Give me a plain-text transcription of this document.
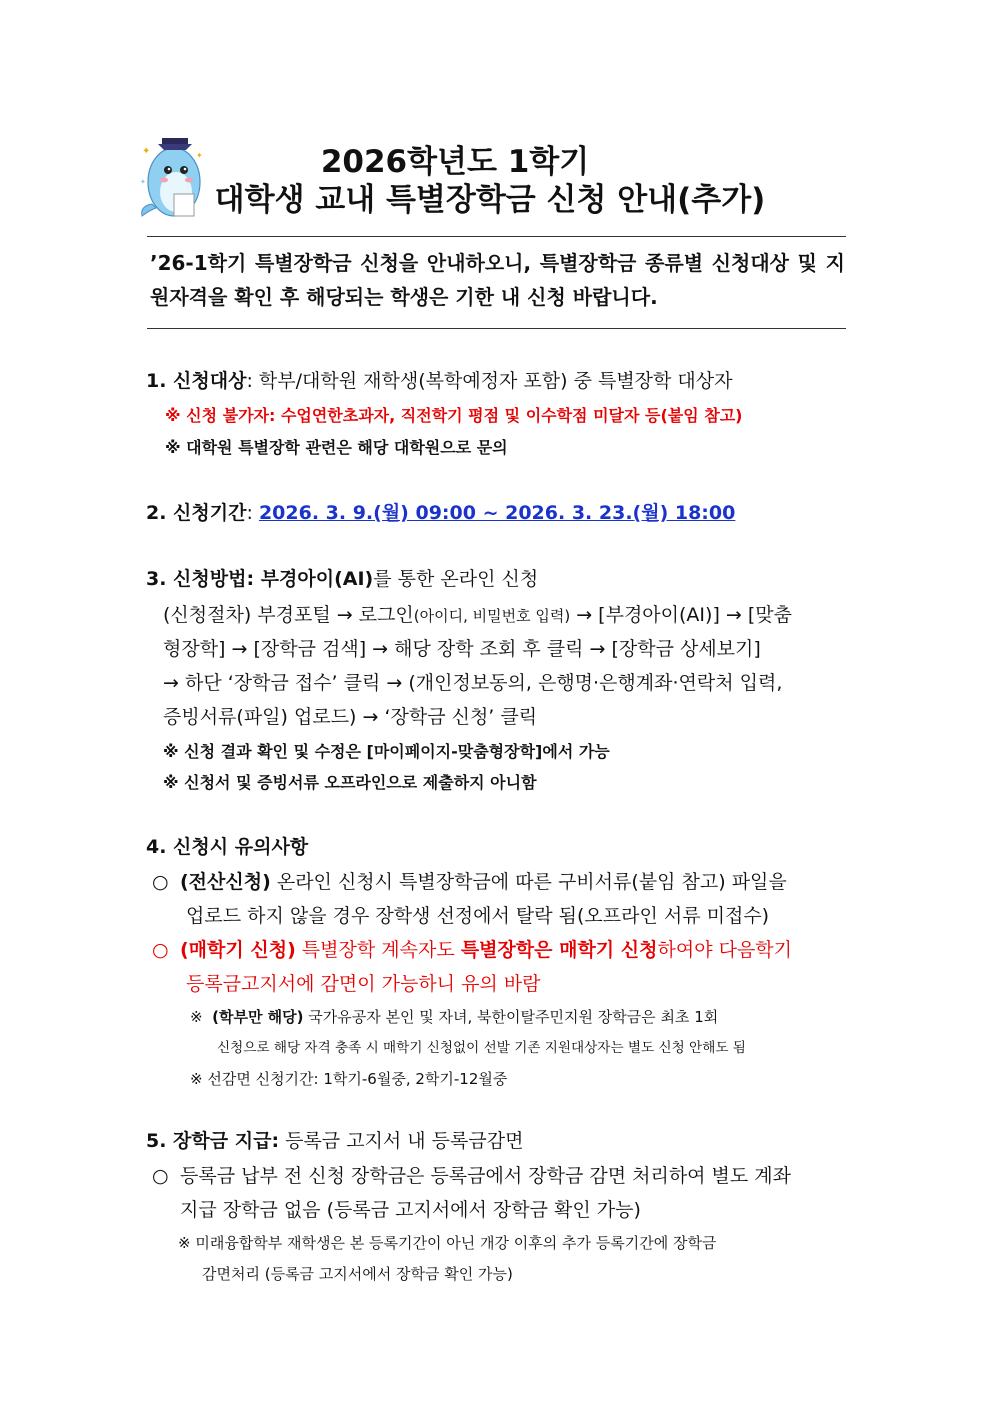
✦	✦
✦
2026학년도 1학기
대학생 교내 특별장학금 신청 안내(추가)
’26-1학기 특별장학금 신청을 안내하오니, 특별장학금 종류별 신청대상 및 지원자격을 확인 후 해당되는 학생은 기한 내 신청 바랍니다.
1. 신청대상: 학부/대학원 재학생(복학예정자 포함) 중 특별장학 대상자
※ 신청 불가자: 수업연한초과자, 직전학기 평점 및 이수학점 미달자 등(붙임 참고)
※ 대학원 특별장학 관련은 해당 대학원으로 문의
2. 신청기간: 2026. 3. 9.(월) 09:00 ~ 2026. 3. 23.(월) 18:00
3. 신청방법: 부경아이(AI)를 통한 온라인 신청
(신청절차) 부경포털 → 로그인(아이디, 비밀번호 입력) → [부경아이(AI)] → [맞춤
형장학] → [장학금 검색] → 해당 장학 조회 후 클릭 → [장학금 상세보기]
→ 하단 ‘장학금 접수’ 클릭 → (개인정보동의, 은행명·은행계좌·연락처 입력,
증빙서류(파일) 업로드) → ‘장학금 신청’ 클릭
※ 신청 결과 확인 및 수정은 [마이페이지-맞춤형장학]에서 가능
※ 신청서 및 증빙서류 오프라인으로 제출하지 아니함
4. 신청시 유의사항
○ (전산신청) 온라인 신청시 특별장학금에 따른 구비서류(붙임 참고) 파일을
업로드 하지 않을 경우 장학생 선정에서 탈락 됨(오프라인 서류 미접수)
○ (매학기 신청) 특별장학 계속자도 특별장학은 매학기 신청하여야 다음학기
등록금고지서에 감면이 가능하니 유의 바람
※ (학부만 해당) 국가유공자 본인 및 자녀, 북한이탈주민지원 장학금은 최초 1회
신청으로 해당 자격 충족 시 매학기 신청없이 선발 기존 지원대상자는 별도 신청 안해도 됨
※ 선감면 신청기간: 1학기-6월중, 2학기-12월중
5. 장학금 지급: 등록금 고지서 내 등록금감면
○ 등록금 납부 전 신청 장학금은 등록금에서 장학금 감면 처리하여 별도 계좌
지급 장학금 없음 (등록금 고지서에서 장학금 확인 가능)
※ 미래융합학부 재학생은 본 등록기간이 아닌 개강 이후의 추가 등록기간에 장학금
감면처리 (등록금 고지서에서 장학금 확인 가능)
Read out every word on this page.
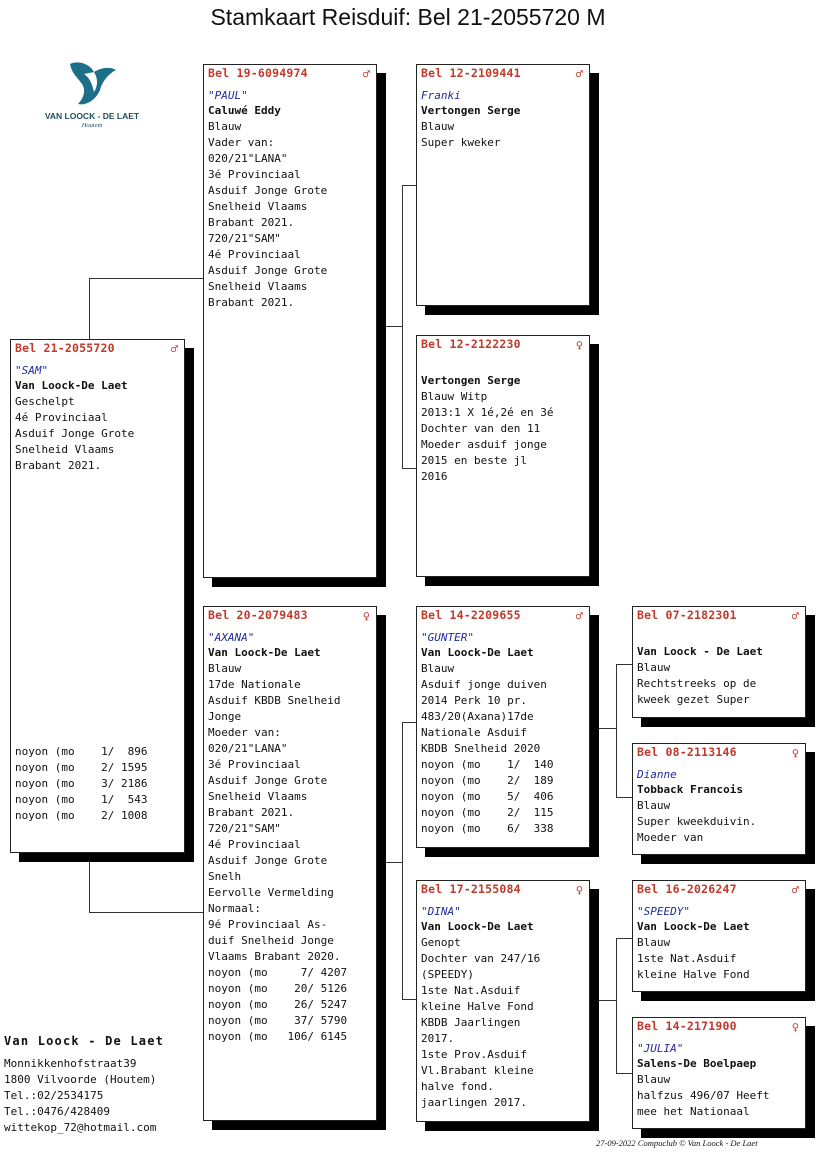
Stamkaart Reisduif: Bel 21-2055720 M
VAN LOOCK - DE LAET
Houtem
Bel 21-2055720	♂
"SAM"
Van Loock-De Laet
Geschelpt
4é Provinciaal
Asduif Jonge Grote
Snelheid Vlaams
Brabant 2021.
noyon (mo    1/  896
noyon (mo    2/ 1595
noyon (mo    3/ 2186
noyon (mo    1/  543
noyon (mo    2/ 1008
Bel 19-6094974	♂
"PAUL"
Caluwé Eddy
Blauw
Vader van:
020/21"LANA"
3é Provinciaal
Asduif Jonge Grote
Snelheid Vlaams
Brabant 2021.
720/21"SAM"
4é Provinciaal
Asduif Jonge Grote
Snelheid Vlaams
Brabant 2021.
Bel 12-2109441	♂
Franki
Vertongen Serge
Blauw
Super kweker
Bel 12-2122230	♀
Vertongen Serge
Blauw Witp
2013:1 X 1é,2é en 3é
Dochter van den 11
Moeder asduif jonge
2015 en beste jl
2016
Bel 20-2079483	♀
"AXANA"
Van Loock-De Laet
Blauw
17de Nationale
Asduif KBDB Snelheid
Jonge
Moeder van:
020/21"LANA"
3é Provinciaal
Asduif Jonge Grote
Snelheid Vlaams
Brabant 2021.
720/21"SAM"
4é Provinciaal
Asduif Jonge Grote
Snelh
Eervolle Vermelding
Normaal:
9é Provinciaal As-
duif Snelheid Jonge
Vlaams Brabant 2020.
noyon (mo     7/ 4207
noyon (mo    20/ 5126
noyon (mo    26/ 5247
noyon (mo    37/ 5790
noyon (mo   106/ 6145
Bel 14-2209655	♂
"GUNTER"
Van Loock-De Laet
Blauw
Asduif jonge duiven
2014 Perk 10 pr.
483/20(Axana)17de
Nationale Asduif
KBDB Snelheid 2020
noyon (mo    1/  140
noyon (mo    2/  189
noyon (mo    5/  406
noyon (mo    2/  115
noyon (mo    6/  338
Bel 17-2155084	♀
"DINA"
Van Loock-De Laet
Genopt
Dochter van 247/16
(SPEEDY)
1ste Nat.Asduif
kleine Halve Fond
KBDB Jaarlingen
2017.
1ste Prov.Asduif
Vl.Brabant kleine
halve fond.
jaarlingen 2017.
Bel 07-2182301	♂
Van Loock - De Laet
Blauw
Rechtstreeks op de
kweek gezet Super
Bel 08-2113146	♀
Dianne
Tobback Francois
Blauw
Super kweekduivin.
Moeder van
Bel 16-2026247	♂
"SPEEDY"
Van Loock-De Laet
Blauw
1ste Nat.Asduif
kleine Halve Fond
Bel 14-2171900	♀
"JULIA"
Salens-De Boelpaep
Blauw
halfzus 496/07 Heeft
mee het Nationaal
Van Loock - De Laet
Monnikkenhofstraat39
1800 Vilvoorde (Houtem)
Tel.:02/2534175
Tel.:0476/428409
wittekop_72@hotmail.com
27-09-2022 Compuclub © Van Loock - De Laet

BRIEF:
Go through the listing above and quote it exactly, apart from its images.

RESULT OF THE TASK:
Give me a plain-text transcription of this document.
✦	✦
✦
2026학년도 1학기
대학생 교내 특별장학금 신청 안내(추가)
’26-1학기 특별장학금 신청을 안내하오니, 특별장학금 종류별 신청대상 및 지원자격을 확인 후 해당되는 학생은 기한 내 신청 바랍니다.
1. 신청대상: 학부/대학원 재학생(복학예정자 포함) 중 특별장학 대상자
※ 신청 불가자: 수업연한초과자, 직전학기 평점 및 이수학점 미달자 등(붙임 참고)
※ 대학원 특별장학 관련은 해당 대학원으로 문의
2. 신청기간: 2026. 3. 9.(월) 09:00 ~ 2026. 3. 23.(월) 18:00
3. 신청방법: 부경아이(AI)를 통한 온라인 신청
(신청절차) 부경포털 → 로그인(아이디, 비밀번호 입력) → [부경아이(AI)] → [맞춤
형장학] → [장학금 검색] → 해당 장학 조회 후 클릭 → [장학금 상세보기]
→ 하단 ‘장학금 접수’ 클릭 → (개인정보동의, 은행명·은행계좌·연락처 입력,
증빙서류(파일) 업로드) → ‘장학금 신청’ 클릭
※ 신청 결과 확인 및 수정은 [마이페이지-맞춤형장학]에서 가능
※ 신청서 및 증빙서류 오프라인으로 제출하지 아니함
4. 신청시 유의사항
○ (전산신청) 온라인 신청시 특별장학금에 따른 구비서류(붙임 참고) 파일을
업로드 하지 않을 경우 장학생 선정에서 탈락 됨(오프라인 서류 미접수)
○ (매학기 신청) 특별장학 계속자도 특별장학은 매학기 신청하여야 다음학기
등록금고지서에 감면이 가능하니 유의 바람
※ (학부만 해당) 국가유공자 본인 및 자녀, 북한이탈주민지원 장학금은 최초 1회
신청으로 해당 자격 충족 시 매학기 신청없이 선발 기존 지원대상자는 별도 신청 안해도 됨
※ 선감면 신청기간: 1학기-6월중, 2학기-12월중
5. 장학금 지급: 등록금 고지서 내 등록금감면
○ 등록금 납부 전 신청 장학금은 등록금에서 장학금 감면 처리하여 별도 계좌
지급 장학금 없음 (등록금 고지서에서 장학금 확인 가능)
※ 미래융합학부 재학생은 본 등록기간이 아닌 개강 이후의 추가 등록기간에 장학금
감면처리 (등록금 고지서에서 장학금 확인 가능)
Read out every word on this page.
Stamkaart Reisduif: Bel 21-2055720 M
VAN LOOCK - DE LAET
Houtem
Bel 21-2055720	♂
"SAM"
Van Loock-De Laet
Geschelpt
4é Provinciaal
Asduif Jonge Grote
Snelheid Vlaams
Brabant 2021.
noyon (mo    1/  896
noyon (mo    2/ 1595
noyon (mo    3/ 2186
noyon (mo    1/  543
noyon (mo    2/ 1008
Bel 19-6094974	♂
"PAUL"
Caluwé Eddy
Blauw
Vader van:
020/21"LANA"
3é Provinciaal
Asduif Jonge Grote
Snelheid Vlaams
Brabant 2021.
720/21"SAM"
4é Provinciaal
Asduif Jonge Grote
Snelheid Vlaams
Brabant 2021.
Bel 12-2109441	♂
Franki
Vertongen Serge
Blauw
Super kweker
Bel 12-2122230	♀
Vertongen Serge
Blauw Witp
2013:1 X 1é,2é en 3é
Dochter van den 11
Moeder asduif jonge
2015 en beste jl
2016
Bel 20-2079483	♀
"AXANA"
Van Loock-De Laet
Blauw
17de Nationale
Asduif KBDB Snelheid
Jonge
Moeder van:
020/21"LANA"
3é Provinciaal
Asduif Jonge Grote
Snelheid Vlaams
Brabant 2021.
720/21"SAM"
4é Provinciaal
Asduif Jonge Grote
Snelh
Eervolle Vermelding
Normaal:
9é Provinciaal As-
duif Snelheid Jonge
Vlaams Brabant 2020.
noyon (mo     7/ 4207
noyon (mo    20/ 5126
noyon (mo    26/ 5247
noyon (mo    37/ 5790
noyon (mo   106/ 6145
Bel 14-2209655	♂
"GUNTER"
Van Loock-De Laet
Blauw
Asduif jonge duiven
2014 Perk 10 pr.
483/20(Axana)17de
Nationale Asduif
KBDB Snelheid 2020
noyon (mo    1/  140
noyon (mo    2/  189
noyon (mo    5/  406
noyon (mo    2/  115
noyon (mo    6/  338
Bel 17-2155084	♀
"DINA"
Van Loock-De Laet
Genopt
Dochter van 247/16
(SPEEDY)
1ste Nat.Asduif
kleine Halve Fond
KBDB Jaarlingen
2017.
1ste Prov.Asduif
Vl.Brabant kleine
halve fond.
jaarlingen 2017.
Bel 07-2182301	♂
Van Loock - De Laet
Blauw
Rechtstreeks op de
kweek gezet Super
Bel 08-2113146	♀
Dianne
Tobback Francois
Blauw
Super kweekduivin.
Moeder van
Bel 16-2026247	♂
"SPEEDY"
Van Loock-De Laet
Blauw
1ste Nat.Asduif
kleine Halve Fond
Bel 14-2171900	♀
"JULIA"
Salens-De Boelpaep
Blauw
halfzus 496/07 Heeft
mee het Nationaal
Van Loock - De Laet
Monnikkenhofstraat39
1800 Vilvoorde (Houtem)
Tel.:02/2534175
Tel.:0476/428409
wittekop_72@hotmail.com
27-09-2022 Compuclub © Van Loock - De Laet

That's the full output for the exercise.